=== The request ===
Find the lines containing the word "measurement" and copy every one of them.

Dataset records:
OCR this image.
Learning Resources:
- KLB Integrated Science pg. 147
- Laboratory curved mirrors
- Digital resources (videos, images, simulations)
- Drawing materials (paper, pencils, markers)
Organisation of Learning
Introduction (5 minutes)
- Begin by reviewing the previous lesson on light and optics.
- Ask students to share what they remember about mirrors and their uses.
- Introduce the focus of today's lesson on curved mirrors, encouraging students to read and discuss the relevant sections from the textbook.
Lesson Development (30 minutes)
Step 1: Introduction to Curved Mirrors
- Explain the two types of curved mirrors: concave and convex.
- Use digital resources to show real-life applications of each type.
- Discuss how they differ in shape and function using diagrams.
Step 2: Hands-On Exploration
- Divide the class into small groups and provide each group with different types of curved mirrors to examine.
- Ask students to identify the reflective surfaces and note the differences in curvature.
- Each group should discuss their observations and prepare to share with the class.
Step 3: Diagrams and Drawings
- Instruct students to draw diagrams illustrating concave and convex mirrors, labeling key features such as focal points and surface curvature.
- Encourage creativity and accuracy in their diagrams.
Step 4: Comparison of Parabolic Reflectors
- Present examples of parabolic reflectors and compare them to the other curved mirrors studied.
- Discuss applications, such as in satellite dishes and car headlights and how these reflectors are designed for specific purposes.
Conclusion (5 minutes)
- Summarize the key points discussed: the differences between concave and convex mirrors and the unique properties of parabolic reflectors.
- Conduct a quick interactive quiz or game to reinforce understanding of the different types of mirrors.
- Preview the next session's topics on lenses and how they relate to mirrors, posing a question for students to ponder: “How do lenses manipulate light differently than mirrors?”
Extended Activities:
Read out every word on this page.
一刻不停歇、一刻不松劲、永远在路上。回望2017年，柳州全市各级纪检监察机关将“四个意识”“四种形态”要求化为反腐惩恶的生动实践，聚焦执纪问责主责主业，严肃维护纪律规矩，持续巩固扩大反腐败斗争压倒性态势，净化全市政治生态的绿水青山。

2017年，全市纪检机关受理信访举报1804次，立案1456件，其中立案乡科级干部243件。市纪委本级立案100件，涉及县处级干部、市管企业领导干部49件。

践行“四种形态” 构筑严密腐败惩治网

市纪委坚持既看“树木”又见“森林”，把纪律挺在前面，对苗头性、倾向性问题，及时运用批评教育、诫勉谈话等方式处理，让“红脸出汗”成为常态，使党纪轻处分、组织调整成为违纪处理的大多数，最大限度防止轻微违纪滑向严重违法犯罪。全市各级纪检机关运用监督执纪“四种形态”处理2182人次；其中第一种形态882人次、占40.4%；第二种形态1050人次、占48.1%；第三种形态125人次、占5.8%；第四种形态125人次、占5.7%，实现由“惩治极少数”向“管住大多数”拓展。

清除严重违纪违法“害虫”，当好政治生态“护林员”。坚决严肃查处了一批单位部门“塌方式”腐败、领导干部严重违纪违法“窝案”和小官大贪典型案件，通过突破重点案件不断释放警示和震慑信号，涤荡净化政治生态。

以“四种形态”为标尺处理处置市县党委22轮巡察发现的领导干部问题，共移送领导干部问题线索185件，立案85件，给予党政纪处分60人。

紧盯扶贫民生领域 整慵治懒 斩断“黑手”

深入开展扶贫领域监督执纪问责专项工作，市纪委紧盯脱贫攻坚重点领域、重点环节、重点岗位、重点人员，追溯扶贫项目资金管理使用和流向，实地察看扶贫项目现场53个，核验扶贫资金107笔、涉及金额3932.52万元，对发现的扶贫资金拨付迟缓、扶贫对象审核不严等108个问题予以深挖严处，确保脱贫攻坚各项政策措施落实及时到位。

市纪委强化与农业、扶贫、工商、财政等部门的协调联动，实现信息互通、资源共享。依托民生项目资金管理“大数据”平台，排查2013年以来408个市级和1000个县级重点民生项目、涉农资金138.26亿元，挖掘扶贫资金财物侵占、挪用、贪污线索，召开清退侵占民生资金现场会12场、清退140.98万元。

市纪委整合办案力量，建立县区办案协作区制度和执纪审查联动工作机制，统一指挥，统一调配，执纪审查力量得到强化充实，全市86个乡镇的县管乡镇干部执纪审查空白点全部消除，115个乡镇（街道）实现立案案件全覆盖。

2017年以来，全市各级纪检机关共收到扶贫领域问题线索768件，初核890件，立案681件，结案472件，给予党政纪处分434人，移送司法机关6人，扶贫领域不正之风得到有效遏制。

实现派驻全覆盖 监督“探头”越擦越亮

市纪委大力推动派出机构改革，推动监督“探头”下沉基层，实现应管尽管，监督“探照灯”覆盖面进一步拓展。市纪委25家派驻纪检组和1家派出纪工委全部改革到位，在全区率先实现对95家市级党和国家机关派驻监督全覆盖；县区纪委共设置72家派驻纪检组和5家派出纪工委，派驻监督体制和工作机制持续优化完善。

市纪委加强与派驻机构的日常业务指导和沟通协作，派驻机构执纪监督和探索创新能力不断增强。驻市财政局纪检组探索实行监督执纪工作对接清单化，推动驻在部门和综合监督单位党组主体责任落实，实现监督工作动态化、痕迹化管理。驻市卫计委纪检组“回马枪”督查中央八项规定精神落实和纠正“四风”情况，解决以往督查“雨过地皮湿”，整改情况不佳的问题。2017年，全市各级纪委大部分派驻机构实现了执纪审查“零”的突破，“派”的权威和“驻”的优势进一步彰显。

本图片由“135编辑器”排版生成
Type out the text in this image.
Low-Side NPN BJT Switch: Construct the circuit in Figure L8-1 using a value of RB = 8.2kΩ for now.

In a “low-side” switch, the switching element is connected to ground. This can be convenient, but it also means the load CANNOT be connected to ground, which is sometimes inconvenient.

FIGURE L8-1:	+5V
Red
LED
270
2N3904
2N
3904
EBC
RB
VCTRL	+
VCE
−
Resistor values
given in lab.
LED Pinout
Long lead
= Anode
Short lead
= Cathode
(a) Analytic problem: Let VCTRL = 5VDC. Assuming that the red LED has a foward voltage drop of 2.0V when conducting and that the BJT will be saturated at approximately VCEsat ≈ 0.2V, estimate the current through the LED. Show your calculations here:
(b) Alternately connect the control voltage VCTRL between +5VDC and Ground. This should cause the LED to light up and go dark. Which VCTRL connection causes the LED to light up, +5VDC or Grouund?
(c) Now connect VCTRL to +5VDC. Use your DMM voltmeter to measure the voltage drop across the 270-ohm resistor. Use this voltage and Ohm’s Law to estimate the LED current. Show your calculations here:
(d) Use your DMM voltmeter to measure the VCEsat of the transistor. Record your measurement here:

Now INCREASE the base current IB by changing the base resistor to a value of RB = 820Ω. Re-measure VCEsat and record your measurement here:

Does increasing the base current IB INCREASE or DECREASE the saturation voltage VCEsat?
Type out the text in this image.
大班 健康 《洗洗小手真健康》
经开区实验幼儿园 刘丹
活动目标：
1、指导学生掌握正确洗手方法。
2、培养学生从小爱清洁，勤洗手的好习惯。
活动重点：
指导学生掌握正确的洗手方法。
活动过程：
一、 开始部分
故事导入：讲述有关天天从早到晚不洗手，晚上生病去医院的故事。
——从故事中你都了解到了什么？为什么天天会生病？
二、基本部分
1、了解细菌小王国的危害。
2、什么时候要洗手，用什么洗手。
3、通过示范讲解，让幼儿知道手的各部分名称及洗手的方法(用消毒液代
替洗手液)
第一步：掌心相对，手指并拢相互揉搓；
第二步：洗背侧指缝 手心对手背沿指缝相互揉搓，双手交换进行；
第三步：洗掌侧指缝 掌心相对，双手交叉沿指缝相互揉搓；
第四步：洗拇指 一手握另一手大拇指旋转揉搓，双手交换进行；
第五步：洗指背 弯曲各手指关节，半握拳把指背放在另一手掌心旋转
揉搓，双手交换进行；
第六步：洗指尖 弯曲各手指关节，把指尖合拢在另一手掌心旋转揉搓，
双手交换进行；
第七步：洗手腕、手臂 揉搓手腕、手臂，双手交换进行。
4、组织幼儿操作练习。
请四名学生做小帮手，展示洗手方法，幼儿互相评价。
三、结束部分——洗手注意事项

=== Complete response ===
(d) Use your DMM voltmeter to measure the VCEsat of the transistor. Record your measurement here:
Now INCREASE the base current IB by changing the base resistor to a value of RB = 820Ω. Re-measure VCEsat and record your measurement here:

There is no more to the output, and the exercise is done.